(A run of records)
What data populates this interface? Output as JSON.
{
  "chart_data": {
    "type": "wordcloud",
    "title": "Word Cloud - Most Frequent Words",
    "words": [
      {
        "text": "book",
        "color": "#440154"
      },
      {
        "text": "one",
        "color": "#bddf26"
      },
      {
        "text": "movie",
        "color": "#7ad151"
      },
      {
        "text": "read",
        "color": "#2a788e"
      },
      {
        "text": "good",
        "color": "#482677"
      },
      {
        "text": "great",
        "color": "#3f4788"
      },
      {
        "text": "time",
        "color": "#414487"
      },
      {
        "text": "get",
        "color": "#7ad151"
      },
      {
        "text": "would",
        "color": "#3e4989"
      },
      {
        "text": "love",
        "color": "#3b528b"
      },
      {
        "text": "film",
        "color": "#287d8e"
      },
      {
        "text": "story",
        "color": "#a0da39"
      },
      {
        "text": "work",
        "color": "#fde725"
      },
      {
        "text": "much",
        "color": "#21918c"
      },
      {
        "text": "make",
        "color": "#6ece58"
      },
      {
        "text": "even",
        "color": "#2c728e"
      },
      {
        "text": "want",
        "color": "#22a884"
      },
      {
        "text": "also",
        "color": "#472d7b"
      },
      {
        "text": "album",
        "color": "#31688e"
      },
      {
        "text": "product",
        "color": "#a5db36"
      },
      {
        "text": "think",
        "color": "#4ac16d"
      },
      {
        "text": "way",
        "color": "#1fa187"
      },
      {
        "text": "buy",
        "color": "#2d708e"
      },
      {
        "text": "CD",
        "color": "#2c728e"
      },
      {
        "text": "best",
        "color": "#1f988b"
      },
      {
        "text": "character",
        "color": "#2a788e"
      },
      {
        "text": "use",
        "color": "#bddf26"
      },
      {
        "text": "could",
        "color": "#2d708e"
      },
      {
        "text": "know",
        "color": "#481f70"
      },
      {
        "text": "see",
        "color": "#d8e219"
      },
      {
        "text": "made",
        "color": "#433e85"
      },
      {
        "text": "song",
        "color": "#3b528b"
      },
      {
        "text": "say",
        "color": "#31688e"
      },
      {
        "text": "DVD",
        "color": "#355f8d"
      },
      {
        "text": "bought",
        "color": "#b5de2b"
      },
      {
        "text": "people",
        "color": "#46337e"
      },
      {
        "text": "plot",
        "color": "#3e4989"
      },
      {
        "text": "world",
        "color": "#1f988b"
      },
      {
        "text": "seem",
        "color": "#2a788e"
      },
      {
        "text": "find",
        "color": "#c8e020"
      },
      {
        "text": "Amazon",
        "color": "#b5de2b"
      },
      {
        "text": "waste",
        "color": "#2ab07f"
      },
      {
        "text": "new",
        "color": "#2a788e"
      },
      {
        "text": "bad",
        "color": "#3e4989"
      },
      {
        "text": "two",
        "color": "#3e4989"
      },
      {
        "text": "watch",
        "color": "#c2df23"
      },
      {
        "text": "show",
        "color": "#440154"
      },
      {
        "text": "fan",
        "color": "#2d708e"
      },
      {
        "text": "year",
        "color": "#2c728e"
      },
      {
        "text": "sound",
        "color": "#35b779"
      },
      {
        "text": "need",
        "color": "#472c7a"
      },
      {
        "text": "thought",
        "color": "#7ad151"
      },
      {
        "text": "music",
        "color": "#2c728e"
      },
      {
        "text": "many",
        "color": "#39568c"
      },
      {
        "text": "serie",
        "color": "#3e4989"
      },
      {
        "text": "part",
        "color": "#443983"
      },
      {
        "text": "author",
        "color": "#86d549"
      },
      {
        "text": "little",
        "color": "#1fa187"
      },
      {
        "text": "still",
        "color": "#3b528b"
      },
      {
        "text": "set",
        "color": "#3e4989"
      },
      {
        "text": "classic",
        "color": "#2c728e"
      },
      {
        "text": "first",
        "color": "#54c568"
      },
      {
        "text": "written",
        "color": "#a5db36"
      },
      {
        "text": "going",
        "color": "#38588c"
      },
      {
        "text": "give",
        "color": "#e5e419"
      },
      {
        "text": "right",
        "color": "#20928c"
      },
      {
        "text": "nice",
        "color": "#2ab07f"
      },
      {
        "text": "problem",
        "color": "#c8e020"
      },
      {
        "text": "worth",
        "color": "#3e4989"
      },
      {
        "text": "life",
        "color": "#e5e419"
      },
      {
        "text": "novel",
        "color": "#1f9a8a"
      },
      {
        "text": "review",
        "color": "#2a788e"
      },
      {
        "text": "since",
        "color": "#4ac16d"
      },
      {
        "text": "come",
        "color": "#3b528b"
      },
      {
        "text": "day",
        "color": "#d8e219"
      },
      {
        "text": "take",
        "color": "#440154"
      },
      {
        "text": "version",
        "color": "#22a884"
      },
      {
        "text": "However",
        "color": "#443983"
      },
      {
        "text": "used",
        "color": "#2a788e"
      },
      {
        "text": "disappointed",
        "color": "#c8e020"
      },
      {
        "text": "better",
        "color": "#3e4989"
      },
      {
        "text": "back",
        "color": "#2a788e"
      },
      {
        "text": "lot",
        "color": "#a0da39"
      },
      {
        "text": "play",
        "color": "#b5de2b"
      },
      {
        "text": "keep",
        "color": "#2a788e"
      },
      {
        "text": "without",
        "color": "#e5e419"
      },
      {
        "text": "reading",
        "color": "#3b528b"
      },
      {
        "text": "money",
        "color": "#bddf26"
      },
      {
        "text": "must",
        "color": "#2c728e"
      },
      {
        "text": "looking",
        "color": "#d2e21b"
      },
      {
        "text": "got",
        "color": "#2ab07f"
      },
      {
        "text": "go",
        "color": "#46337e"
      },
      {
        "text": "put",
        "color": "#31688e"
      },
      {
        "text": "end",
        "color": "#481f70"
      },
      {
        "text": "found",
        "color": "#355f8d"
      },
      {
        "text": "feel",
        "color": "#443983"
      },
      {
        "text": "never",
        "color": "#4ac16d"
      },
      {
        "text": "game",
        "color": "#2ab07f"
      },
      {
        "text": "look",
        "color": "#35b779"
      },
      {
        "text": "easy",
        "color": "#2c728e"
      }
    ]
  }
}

--- What to do ---
Retype the listing exactly, in full.

--- Written answer ---
What data populates this interface? Output as JSON.
{
  "chart_data": {
    "type": "wordcloud",
    "title": "Word Cloud - Most Frequent Words",
    "words": [
      {
        "text": "book",
        "color": "#440154"
      },
      {
        "text": "one",
        "color": "#bddf26"
      },
      {
        "text": "movie",
        "color": "#7ad151"
      },
      {
        "text": "read",
        "color": "#2a788e"
      },
      {
        "text": "good",
        "color": "#482677"
      },
      {
        "text": "great",
        "color": "#3f4788"
      },
      {
        "text": "time",
        "color": "#414487"
      },
      {
        "text": "get",
        "color": "#7ad151"
      },
      {
        "text": "would",
        "color": "#3e4989"
      },
      {
        "text": "love",
        "color": "#3b528b"
      },
      {
        "text": "film",
        "color": "#287d8e"
      },
      {
        "text": "story",
        "color": "#a0da39"
      },
      {
        "text": "work",
        "color": "#fde725"
      },
      {
        "text": "much",
        "color": "#21918c"
      },
      {
        "text": "make",
        "color": "#6ece58"
      },
      {
        "text": "even",
        "color": "#2c728e"
      },
      {
        "text": "want",
        "color": "#22a884"
      },
      {
        "text": "also",
        "color": "#472d7b"
      },
      {
        "text": "album",
        "color": "#31688e"
      },
      {
        "text": "product",
        "color": "#a5db36"
      },
      {
        "text": "think",
        "color": "#4ac16d"
      },
      {
        "text": "way",
        "color": "#1fa187"
      },
      {
        "text": "buy",
        "color": "#2d708e"
      },
      {
        "text": "CD",
        "color": "#2c728e"
      },
      {
        "text": "best",
        "color": "#1f988b"
      },
      {
        "text": "character",
        "color": "#2a788e"
      },
      {
        "text": "use",
        "color": "#bddf26"
      },
      {
        "text": "could",
        "color": "#2d708e"
      },
      {
        "text": "know",
        "color": "#481f70"
      },
      {
        "text": "see",
        "color": "#d8e219"
      },
      {
        "text": "made",
        "color": "#433e85"
      },
      {
        "text": "song",
        "color": "#3b528b"
      },
      {
        "text": "say",
        "color": "#31688e"
      },
      {
        "text": "DVD",
        "color": "#355f8d"
      },
      {
        "text": "bought",
        "color": "#b5de2b"
      },
      {
        "text": "people",
        "color": "#46337e"
      },
      {
        "text": "plot",
        "color": "#3e4989"
      },
      {
        "text": "world",
        "color": "#1f988b"
      },
      {
        "text": "seem",
        "color": "#2a788e"
      },
      {
        "text": "find",
        "color": "#c8e020"
      },
      {
        "text": "Amazon",
        "color": "#b5de2b"
      },
      {
        "text": "waste",
        "color": "#2ab07f"
      },
      {
        "text": "new",
        "color": "#2a788e"
      },
      {
        "text": "bad",
        "color": "#3e4989"
      },
      {
        "text": "two",
        "color": "#3e4989"
      },
      {
        "text": "watch",
        "color": "#c2df23"
      },
      {
        "text": "show",
        "color": "#440154"
      },
      {
        "text": "fan",
        "color": "#2d708e"
      },
      {
        "text": "year",
        "color": "#2c728e"
      },
      {
        "text": "sound",
        "color": "#35b779"
      },
      {
        "text": "need",
        "color": "#472c7a"
      },
      {
        "text": "thought",
        "color": "#7ad151"
      },
      {
        "text": "music",
        "color": "#2c728e"
      },
      {
        "text": "many",
        "color": "#39568c"
      },
      {
        "text": "serie",
        "color": "#3e4989"
      },
      {
        "text": "part",
        "color": "#443983"
      },
      {
        "text": "author",
        "color": "#86d549"
      },
      {
        "text": "little",
        "color": "#1fa187"
      },
      {
        "text": "still",
        "color": "#3b528b"
      },
      {
        "text": "set",
        "color": "#3e4989"
      },
      {
        "text": "classic",
        "color": "#2c728e"
      },
      {
        "text": "first",
        "color": "#54c568"
      },
      {
        "text": "written",
        "color": "#a5db36"
      },
      {
        "text": "going",
        "color": "#38588c"
      },
      {
        "text": "give",
        "color": "#e5e419"
      },
      {
        "text": "right",
        "color": "#20928c"
      },
      {
        "text": "nice",
        "color": "#2ab07f"
      },
      {
        "text": "problem",
        "color": "#c8e020"
      },
      {
        "text": "worth",
        "color": "#3e4989"
      },
      {
        "text": "life",
        "color": "#e5e419"
      },
      {
        "text": "novel",
        "color": "#1f9a8a"
      },
      {
        "text": "review",
        "color": "#2a788e"
      },
      {
        "text": "since",
        "color": "#4ac16d"
      },
      {
        "text": "come",
        "color": "#3b528b"
      },
      {
        "text": "day",
        "color": "#d8e219"
      },
      {
        "text": "take",
        "color": "#440154"
      },
      {
        "text": "version",
        "color": "#22a884"
      },
      {
        "text": "However",
        "color": "#443983"
      },
      {
        "text": "used",
        "color": "#2a788e"
      },
      {
        "text": "disappointed",
        "color": "#c8e020"
      },
      {
        "text": "better",
        "color": "#3e4989"
      },
      {
        "text": "back",
        "color": "#2a788e"
      },
      {
        "text": "lot",
        "color": "#a0da39"
      },
      {
        "text": "play",
        "color": "#b5de2b"
      },
      {
        "text": "keep",
        "color": "#2a788e"
      },
      {
        "text": "without",
        "color": "#e5e419"
      },
      {
        "text": "reading",
        "color": "#3b528b"
      },
      {
        "text": "money",
        "color": "#bddf26"
      },
      {
        "text": "must",
        "color": "#2c728e"
      },
      {
        "text": "looking",
        "color": "#d2e21b"
      },
      {
        "text": "got",
        "color": "#2ab07f"
      },
      {
        "text": "go",
        "color": "#46337e"
      },
      {
        "text": "put",
        "color": "#31688e"
      },
      {
        "text": "end",
        "color": "#481f70"
      },
      {
        "text": "found",
        "color": "#355f8d"
      },
      {
        "text": "feel",
        "color": "#443983"
      },
      {
        "text": "never",
        "color": "#4ac16d"
      },
      {
        "text": "game",
        "color": "#2ab07f"
      },
      {
        "text": "look",
        "color": "#35b779"
      },
      {
        "text": "easy",
        "color": "#2c728e"
      }
    ]
  }
}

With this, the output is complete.